Collected data:

****

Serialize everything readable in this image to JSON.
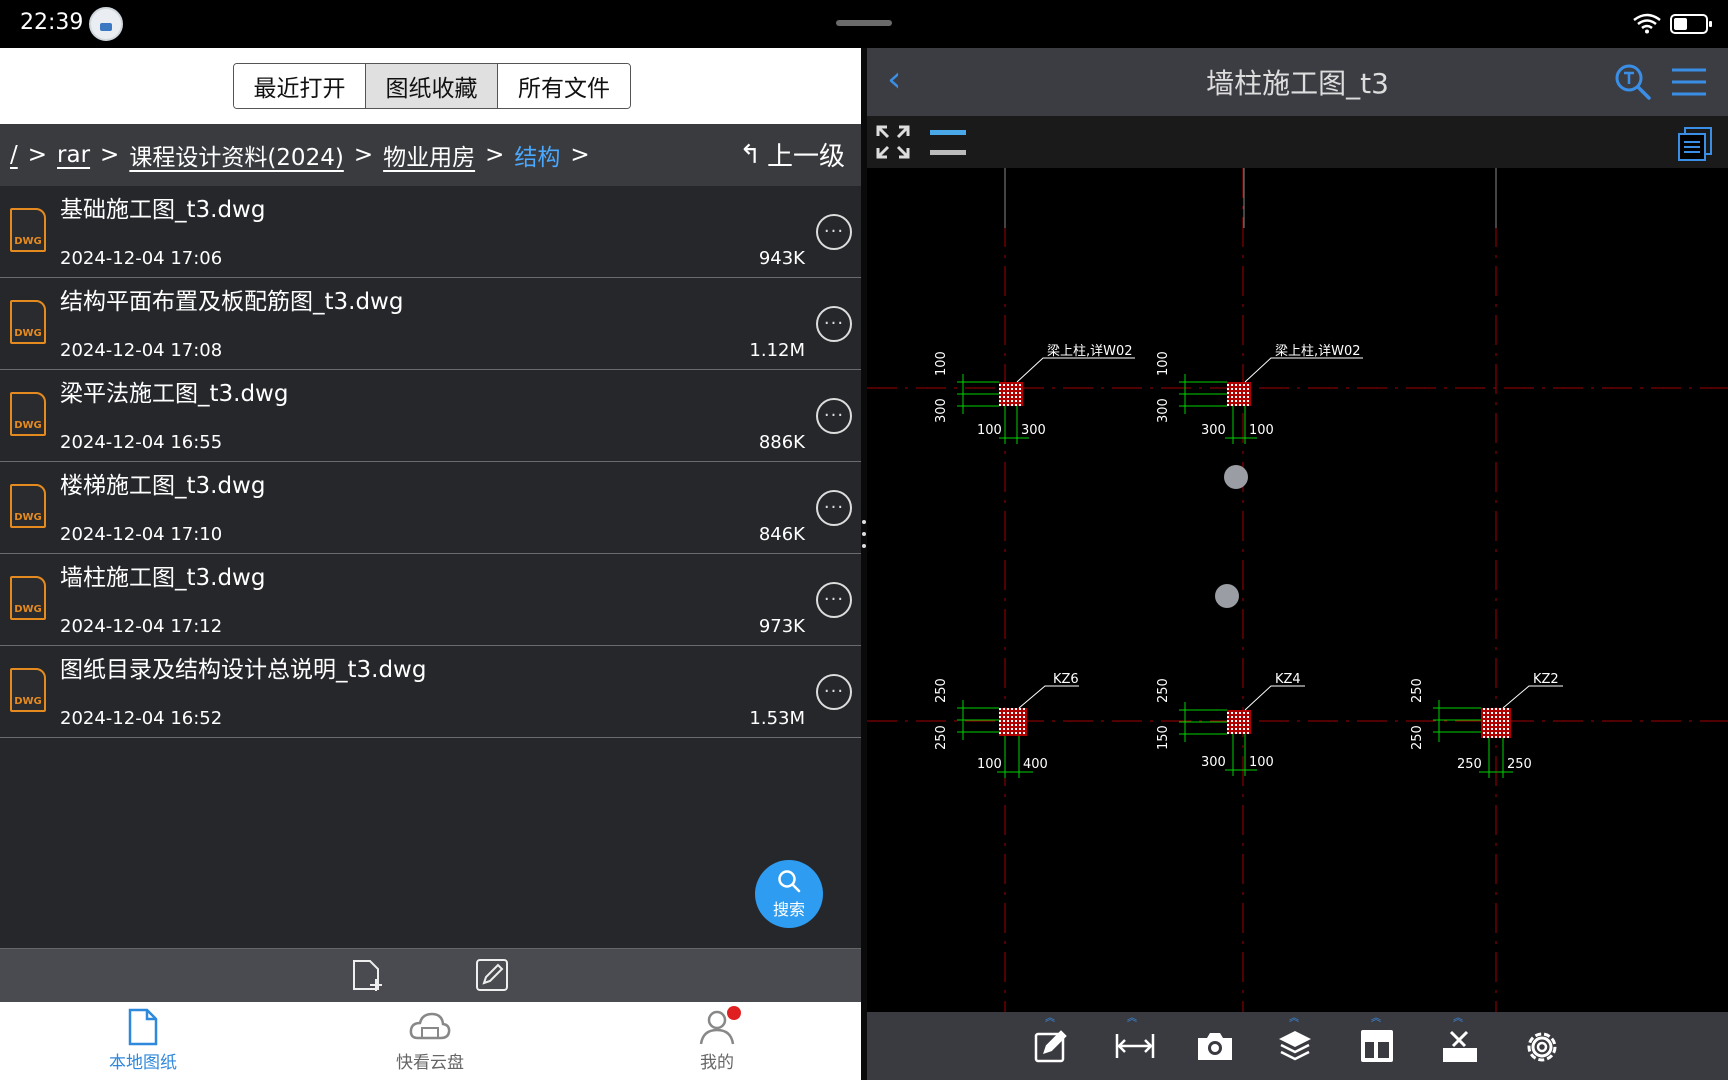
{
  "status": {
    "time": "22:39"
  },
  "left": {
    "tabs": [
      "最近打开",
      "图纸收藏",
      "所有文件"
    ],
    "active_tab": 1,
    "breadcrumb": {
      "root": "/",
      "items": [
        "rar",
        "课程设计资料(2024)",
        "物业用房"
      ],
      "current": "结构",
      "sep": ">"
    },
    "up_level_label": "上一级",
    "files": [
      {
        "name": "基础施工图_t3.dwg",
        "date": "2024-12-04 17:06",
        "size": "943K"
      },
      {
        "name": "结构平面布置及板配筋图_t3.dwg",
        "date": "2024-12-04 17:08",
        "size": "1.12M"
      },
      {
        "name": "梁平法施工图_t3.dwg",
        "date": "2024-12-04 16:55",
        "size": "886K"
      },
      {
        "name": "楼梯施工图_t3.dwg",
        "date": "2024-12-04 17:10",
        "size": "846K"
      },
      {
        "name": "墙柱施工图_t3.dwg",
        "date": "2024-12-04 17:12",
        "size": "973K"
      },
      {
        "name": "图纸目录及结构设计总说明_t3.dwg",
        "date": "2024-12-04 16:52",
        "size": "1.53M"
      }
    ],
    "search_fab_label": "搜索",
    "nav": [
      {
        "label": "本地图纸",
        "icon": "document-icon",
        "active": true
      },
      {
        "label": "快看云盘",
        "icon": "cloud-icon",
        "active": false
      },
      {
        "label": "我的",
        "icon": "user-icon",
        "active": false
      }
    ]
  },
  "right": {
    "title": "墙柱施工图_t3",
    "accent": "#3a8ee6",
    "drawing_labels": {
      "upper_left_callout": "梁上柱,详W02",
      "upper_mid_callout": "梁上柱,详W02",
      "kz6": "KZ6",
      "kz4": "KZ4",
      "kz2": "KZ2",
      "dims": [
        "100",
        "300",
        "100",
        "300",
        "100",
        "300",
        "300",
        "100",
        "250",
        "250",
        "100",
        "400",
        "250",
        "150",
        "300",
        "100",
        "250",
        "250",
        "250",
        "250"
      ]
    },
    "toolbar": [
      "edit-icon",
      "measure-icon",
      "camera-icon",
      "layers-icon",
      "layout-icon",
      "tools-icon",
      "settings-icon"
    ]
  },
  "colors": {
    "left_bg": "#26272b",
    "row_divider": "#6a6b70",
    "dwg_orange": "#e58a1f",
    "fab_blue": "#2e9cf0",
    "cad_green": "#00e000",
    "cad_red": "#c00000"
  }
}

****

▶ Stated problem:
Omit the pictures, and quote the material above exactly as given.

▶ Result below:
Serialize everything readable in this image to JSON.
{
  "status": {
    "time": "22:39"
  },
  "left": {
    "tabs": [
      "最近打开",
      "图纸收藏",
      "所有文件"
    ],
    "active_tab": 1,
    "breadcrumb": {
      "root": "/",
      "items": [
        "rar",
        "课程设计资料(2024)",
        "物业用房"
      ],
      "current": "结构",
      "sep": ">"
    },
    "up_level_label": "上一级",
    "files": [
      {
        "name": "基础施工图_t3.dwg",
        "date": "2024-12-04 17:06",
        "size": "943K"
      },
      {
        "name": "结构平面布置及板配筋图_t3.dwg",
        "date": "2024-12-04 17:08",
        "size": "1.12M"
      },
      {
        "name": "梁平法施工图_t3.dwg",
        "date": "2024-12-04 16:55",
        "size": "886K"
      },
      {
        "name": "楼梯施工图_t3.dwg",
        "date": "2024-12-04 17:10",
        "size": "846K"
      },
      {
        "name": "墙柱施工图_t3.dwg",
        "date": "2024-12-04 17:12",
        "size": "973K"
      },
      {
        "name": "图纸目录及结构设计总说明_t3.dwg",
        "date": "2024-12-04 16:52",
        "size": "1.53M"
      }
    ],
    "search_fab_label": "搜索",
    "nav": [
      {
        "label": "本地图纸",
        "icon": "document-icon",
        "active": true
      },
      {
        "label": "快看云盘",
        "icon": "cloud-icon",
        "active": false
      },
      {
        "label": "我的",
        "icon": "user-icon",
        "active": false
      }
    ]
  },
  "right": {
    "title": "墙柱施工图_t3",
    "accent": "#3a8ee6",
    "drawing_labels": {
      "upper_left_callout": "梁上柱,详W02",
      "upper_mid_callout": "梁上柱,详W02",
      "kz6": "KZ6",
      "kz4": "KZ4",
      "kz2": "KZ2",
      "dims": [
        "100",
        "300",
        "100",
        "300",
        "100",
        "300",
        "300",
        "100",
        "250",
        "250",
        "100",
        "400",
        "250",
        "150",
        "300",
        "100",
        "250",
        "250",
        "250",
        "250"
      ]
    },
    "toolbar": [
      "edit-icon",
      "measure-icon",
      "camera-icon",
      "layers-icon",
      "layout-icon",
      "tools-icon",
      "settings-icon"
    ]
  },
  "colors": {
    "left_bg": "#26272b",
    "row_divider": "#6a6b70",
    "dwg_orange": "#e58a1f",
    "fab_blue": "#2e9cf0",
    "cad_green": "#00e000",
    "cad_red": "#c00000"
  }
}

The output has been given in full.